> _Task inputs_:

<<<<

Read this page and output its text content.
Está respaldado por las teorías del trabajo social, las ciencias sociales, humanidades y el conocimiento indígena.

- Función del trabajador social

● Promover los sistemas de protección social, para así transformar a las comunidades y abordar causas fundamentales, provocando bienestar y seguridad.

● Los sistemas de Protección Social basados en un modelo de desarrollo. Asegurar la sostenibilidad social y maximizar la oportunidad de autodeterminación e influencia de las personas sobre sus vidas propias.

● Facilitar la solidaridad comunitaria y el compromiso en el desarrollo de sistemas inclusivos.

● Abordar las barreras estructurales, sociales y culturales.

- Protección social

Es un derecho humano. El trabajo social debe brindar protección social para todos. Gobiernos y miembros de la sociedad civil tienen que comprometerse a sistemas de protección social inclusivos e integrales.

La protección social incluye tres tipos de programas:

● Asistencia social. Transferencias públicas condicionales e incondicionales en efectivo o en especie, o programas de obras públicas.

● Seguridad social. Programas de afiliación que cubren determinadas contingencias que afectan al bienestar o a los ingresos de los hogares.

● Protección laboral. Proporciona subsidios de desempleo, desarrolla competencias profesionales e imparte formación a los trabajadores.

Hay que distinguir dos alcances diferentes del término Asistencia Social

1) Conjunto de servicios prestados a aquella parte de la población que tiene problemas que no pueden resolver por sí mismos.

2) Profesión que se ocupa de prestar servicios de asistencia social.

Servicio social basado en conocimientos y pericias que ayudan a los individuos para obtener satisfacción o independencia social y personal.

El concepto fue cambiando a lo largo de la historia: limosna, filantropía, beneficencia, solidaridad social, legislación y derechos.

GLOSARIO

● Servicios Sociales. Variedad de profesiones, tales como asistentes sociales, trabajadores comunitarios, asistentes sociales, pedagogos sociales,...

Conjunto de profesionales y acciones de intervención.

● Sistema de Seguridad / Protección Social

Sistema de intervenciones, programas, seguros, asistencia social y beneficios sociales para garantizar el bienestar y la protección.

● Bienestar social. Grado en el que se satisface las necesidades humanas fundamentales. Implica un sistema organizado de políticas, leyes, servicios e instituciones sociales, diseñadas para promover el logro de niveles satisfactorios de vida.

>>>>
<<<<

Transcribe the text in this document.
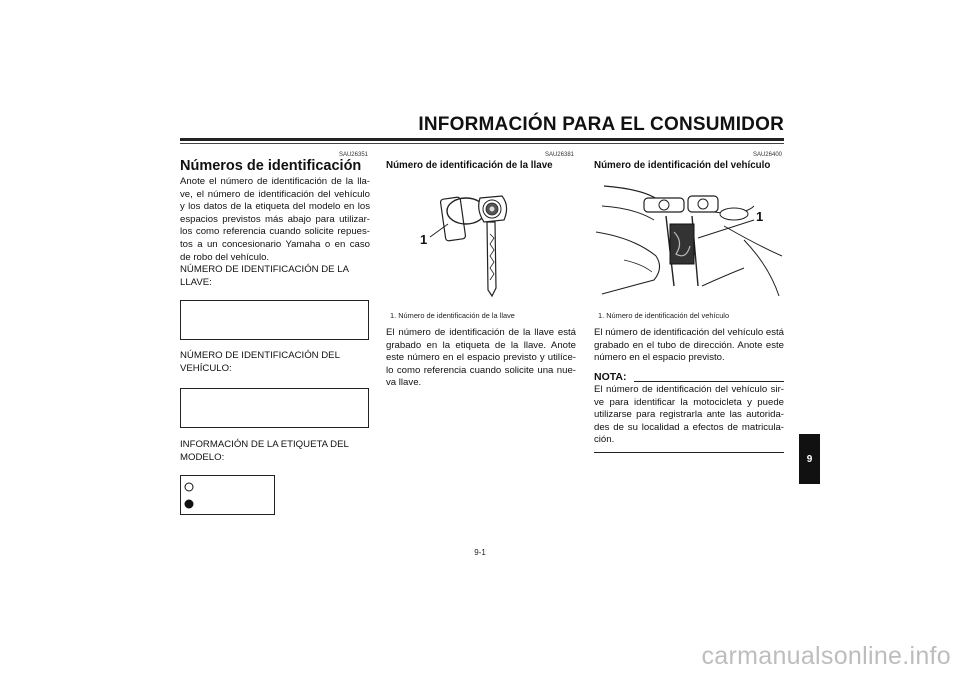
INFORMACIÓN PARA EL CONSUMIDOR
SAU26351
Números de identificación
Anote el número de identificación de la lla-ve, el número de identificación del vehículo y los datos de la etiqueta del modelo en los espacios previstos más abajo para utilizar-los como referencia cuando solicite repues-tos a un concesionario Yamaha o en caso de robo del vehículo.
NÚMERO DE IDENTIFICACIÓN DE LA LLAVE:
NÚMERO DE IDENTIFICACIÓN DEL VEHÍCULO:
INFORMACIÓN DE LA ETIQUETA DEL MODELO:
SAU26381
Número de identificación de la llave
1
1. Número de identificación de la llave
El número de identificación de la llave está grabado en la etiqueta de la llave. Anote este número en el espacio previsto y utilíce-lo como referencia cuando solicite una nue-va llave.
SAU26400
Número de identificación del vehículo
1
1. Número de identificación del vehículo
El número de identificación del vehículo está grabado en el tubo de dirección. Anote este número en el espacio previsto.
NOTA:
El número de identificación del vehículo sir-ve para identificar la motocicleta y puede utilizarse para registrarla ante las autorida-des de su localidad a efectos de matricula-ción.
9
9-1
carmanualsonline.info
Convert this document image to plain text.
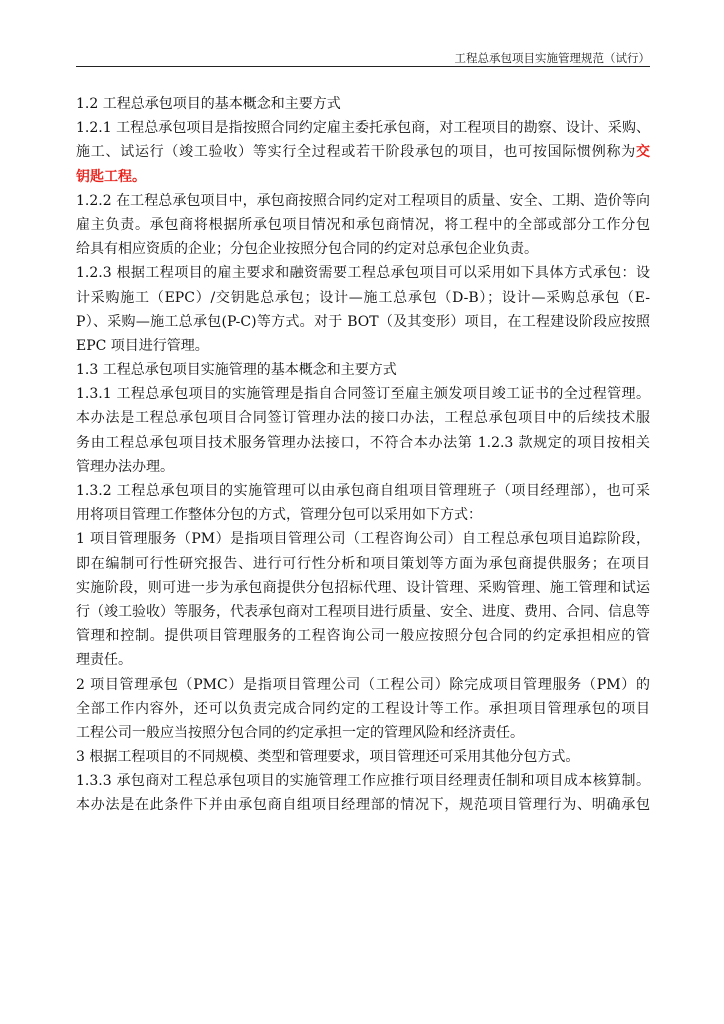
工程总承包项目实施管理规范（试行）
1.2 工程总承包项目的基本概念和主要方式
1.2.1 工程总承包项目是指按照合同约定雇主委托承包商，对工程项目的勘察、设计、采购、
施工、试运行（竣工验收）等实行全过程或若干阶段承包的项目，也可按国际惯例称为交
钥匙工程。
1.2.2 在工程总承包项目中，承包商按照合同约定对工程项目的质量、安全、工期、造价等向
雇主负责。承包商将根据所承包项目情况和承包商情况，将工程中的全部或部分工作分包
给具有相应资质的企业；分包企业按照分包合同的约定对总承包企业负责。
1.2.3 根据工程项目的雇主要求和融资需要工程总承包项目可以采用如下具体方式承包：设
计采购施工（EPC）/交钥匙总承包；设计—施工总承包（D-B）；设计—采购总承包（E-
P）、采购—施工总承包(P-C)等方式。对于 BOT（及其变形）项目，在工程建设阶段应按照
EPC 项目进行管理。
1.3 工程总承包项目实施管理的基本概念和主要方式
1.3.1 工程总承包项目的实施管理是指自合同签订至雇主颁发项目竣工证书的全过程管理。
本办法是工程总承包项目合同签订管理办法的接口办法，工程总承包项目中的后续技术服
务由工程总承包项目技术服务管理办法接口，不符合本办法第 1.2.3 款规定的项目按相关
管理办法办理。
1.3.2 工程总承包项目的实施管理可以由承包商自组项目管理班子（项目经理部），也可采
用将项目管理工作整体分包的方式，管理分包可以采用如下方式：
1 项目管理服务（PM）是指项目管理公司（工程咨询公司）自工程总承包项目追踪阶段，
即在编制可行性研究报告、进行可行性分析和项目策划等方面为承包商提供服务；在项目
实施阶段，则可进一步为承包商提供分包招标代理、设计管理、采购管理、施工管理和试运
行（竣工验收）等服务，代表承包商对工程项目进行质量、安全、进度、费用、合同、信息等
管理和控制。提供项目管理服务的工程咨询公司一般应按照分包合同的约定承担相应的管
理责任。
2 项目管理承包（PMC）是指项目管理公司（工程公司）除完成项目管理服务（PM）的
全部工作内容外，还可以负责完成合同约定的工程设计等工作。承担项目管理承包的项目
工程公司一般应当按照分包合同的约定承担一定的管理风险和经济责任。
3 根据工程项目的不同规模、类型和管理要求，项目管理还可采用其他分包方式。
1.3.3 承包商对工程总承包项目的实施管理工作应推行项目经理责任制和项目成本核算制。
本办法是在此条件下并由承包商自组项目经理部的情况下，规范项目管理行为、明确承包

>>>>
<<<<

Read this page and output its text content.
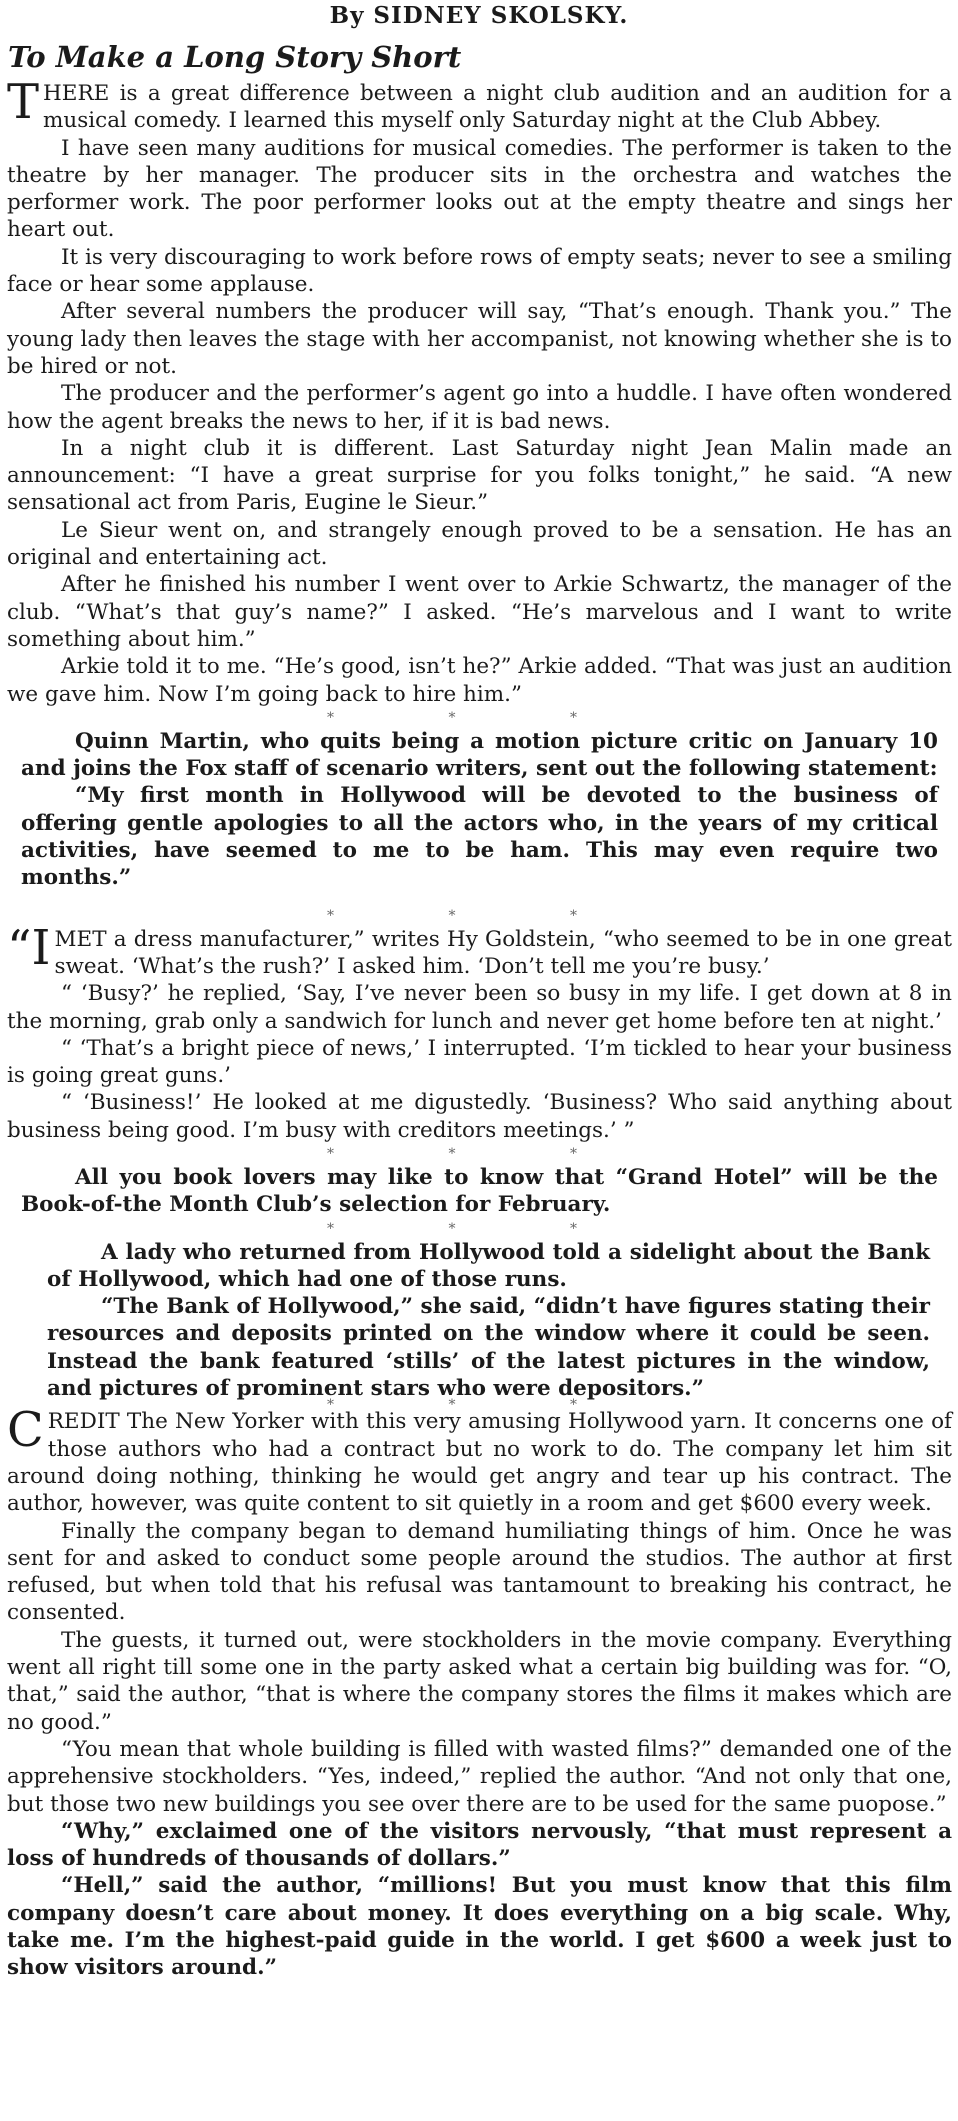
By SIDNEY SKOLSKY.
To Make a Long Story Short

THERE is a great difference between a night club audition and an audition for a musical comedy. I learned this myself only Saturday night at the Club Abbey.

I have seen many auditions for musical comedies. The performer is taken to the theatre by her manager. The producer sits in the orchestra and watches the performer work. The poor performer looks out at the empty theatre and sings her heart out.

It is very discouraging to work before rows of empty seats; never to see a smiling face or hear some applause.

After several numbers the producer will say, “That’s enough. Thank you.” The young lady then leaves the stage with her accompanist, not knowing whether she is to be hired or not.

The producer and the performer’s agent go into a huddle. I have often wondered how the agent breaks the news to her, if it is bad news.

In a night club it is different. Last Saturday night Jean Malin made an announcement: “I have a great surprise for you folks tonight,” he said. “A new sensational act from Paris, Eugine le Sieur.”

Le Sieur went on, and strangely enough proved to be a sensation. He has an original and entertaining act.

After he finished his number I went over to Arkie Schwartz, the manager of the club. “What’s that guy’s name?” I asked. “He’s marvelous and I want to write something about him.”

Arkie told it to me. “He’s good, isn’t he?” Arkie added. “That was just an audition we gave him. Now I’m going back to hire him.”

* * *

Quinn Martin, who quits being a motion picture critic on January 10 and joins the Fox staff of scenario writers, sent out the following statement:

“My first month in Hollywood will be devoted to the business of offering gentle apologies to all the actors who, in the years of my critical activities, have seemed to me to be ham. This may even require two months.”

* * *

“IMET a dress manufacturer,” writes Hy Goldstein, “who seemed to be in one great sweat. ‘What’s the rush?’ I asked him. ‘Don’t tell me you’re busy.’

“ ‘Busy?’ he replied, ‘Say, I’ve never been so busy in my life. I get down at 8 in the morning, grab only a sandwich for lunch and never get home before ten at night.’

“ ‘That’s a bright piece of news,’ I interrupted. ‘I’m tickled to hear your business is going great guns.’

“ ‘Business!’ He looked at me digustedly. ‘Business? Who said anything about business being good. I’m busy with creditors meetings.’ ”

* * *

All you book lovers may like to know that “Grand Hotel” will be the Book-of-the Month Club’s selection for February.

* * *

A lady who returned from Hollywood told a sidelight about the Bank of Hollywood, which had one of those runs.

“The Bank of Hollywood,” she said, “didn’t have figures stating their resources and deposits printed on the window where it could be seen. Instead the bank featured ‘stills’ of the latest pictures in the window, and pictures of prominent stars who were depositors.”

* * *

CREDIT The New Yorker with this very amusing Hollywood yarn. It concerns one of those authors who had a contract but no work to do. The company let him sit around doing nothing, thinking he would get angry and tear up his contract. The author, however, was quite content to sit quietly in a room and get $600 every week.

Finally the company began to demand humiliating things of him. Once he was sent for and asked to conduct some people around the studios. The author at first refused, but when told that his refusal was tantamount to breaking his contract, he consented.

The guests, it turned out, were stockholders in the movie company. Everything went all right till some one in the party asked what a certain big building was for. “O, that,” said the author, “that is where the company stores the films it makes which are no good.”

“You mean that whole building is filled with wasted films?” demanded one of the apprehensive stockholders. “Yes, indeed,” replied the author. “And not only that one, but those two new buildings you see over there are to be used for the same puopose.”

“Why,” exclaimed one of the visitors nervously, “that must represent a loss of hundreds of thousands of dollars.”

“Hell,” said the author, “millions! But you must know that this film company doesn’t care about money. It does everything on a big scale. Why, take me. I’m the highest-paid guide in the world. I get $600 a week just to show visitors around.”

>>>>

> _Given task_: Using the material above, report each line where "never" occurs.

> _Result of the exercise_:
It is very discouraging to work before rows of empty seats; never to see a smiling face or hear some applause.
“ ‘Busy?’ he replied, ‘Say, I’ve never been so busy in my life. I get down at 8 in the morning, grab only a sandwich for lunch and never get home before ten at night.’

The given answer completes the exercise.